ESTRATTO DEL DATASET =>
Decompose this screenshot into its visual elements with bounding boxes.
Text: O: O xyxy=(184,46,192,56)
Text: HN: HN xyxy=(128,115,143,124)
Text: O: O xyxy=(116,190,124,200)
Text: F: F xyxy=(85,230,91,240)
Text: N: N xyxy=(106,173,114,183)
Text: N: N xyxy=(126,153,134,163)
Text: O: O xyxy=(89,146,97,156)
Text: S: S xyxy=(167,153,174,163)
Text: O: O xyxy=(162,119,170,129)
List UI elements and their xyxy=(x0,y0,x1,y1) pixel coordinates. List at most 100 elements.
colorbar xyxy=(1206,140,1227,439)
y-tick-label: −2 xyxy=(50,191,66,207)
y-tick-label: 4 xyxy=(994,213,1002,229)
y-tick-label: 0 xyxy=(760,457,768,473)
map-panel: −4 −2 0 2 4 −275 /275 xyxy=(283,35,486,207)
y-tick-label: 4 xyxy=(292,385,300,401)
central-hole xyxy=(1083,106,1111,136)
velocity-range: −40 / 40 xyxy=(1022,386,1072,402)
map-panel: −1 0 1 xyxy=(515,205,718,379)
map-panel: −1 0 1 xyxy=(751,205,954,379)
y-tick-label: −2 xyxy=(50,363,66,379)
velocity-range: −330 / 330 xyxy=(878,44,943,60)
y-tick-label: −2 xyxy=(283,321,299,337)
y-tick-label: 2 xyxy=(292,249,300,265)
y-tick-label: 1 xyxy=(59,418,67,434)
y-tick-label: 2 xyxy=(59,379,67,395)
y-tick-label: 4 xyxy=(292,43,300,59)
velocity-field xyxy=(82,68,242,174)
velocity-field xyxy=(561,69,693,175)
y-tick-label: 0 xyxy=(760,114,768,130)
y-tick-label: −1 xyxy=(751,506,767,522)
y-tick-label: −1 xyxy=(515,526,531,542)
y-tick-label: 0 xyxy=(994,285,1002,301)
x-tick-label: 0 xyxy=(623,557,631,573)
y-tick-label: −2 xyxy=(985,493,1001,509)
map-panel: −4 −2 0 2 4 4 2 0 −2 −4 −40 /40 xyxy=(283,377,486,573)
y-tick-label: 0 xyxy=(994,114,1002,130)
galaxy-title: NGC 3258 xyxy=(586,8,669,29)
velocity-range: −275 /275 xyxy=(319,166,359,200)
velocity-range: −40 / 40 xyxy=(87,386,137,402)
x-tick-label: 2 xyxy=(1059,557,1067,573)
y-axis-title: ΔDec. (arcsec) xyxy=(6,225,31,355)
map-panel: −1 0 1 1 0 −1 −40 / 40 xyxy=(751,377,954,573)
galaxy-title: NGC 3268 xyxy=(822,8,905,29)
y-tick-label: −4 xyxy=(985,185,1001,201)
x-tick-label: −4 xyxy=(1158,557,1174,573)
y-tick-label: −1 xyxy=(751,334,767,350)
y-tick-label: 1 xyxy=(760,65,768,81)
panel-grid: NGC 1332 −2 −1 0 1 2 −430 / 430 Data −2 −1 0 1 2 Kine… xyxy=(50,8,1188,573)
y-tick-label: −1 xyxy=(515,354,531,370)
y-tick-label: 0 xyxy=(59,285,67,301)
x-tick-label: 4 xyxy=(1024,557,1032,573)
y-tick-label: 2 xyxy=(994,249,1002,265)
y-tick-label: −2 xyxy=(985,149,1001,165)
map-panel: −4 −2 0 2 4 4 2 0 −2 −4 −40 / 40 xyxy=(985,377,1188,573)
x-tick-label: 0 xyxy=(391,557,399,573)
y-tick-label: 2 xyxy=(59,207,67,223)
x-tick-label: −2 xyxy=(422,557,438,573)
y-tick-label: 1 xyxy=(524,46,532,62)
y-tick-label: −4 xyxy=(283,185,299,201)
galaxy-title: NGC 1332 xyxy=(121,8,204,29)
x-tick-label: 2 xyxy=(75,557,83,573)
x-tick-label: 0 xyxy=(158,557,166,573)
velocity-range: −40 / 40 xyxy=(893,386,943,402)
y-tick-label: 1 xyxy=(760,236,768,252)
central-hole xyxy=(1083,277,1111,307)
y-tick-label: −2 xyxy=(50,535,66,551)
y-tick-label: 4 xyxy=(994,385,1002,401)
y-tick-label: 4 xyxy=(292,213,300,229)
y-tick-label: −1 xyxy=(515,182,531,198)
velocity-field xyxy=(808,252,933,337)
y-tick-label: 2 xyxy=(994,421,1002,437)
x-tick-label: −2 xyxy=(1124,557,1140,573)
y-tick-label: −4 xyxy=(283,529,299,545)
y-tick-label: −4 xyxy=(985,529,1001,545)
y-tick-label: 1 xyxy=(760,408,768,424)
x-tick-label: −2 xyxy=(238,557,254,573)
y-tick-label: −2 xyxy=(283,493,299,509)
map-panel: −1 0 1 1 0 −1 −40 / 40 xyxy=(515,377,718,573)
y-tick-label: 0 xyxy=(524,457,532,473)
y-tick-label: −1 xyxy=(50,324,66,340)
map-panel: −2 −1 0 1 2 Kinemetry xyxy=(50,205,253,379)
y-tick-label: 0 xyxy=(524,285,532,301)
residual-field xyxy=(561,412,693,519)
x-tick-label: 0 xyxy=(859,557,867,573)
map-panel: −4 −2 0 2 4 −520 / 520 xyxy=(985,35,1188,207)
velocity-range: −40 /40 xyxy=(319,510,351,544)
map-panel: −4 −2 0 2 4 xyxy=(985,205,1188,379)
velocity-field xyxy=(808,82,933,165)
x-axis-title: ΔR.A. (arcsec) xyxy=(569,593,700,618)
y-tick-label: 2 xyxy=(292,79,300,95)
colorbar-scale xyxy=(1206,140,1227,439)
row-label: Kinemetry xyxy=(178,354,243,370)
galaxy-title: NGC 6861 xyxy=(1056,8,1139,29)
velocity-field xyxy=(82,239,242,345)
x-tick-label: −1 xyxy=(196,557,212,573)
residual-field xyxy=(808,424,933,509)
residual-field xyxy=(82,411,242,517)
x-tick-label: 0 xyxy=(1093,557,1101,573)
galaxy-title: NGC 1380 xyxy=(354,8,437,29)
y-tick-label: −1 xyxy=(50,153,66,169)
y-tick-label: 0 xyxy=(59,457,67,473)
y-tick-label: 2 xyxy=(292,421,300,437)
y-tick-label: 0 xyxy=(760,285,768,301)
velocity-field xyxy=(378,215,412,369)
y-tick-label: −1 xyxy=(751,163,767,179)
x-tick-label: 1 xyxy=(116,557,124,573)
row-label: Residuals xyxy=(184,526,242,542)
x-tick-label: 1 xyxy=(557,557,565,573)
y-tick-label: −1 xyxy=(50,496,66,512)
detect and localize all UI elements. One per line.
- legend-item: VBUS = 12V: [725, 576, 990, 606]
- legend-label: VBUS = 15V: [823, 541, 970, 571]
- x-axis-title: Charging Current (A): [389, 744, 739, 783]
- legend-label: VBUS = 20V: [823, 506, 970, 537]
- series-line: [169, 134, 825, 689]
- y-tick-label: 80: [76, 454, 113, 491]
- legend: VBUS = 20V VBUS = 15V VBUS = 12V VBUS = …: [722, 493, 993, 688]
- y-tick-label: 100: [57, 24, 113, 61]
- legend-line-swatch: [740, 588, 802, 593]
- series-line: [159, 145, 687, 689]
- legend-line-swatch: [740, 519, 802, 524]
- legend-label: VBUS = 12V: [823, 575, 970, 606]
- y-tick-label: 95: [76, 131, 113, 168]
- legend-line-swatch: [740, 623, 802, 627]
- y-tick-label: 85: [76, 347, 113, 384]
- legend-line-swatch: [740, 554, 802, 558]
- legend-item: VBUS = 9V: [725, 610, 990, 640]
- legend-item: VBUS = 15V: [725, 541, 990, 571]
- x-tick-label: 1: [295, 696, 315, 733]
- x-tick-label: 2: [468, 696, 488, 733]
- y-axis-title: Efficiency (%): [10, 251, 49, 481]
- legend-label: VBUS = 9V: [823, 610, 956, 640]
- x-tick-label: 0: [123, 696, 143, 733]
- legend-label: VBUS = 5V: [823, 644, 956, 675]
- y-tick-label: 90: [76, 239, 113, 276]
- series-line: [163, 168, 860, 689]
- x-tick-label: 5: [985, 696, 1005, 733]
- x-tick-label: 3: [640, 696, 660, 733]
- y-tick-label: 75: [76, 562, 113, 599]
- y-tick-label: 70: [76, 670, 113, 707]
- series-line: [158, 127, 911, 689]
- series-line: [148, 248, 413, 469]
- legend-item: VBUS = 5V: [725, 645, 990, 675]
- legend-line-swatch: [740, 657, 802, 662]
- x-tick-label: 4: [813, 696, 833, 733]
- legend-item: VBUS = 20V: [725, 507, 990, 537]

DESCRIZIONE DEL COMPITO => Riscrivi le righe dall'inizio fino a quella che contiene "velocity-field xyxy=(561,69,693,175)", compresa, sostituendo "velocity-range" con "velocity-span" e lasciando invariato tutto il resto.

RISPOSTA CORRETTA =>
Decompose this screenshot into its visual elements with bounding boxes.
Text: O: O xyxy=(184,46,192,56)
Text: HN: HN xyxy=(128,115,143,124)
Text: O: O xyxy=(116,190,124,200)
Text: F: F xyxy=(85,230,91,240)
Text: N: N xyxy=(106,173,114,183)
Text: N: N xyxy=(126,153,134,163)
Text: O: O xyxy=(89,146,97,156)
Text: S: S xyxy=(167,153,174,163)
Text: O: O xyxy=(162,119,170,129)
List UI elements and their xyxy=(x0,y0,x1,y1) pixel coordinates. List at most 100 elements.
colorbar xyxy=(1206,140,1227,439)
y-tick-label: −2 xyxy=(50,191,66,207)
y-tick-label: 4 xyxy=(994,213,1002,229)
y-tick-label: 0 xyxy=(760,457,768,473)
map-panel: −4 −2 0 2 4 −275 /275 xyxy=(283,35,486,207)
y-tick-label: 4 xyxy=(292,385,300,401)
central-hole xyxy=(1083,106,1111,136)
velocity-span: −40 / 40 xyxy=(1022,386,1072,402)
map-panel: −1 0 1 xyxy=(515,205,718,379)
map-panel: −1 0 1 xyxy=(751,205,954,379)
y-tick-label: −2 xyxy=(50,363,66,379)
velocity-span: −330 / 330 xyxy=(878,44,943,60)
y-tick-label: −2 xyxy=(283,321,299,337)
y-tick-label: 2 xyxy=(292,249,300,265)
y-tick-label: 1 xyxy=(59,418,67,434)
y-tick-label: 2 xyxy=(59,379,67,395)
y-tick-label: 4 xyxy=(292,43,300,59)
velocity-field xyxy=(82,68,242,174)
velocity-field xyxy=(561,69,693,175)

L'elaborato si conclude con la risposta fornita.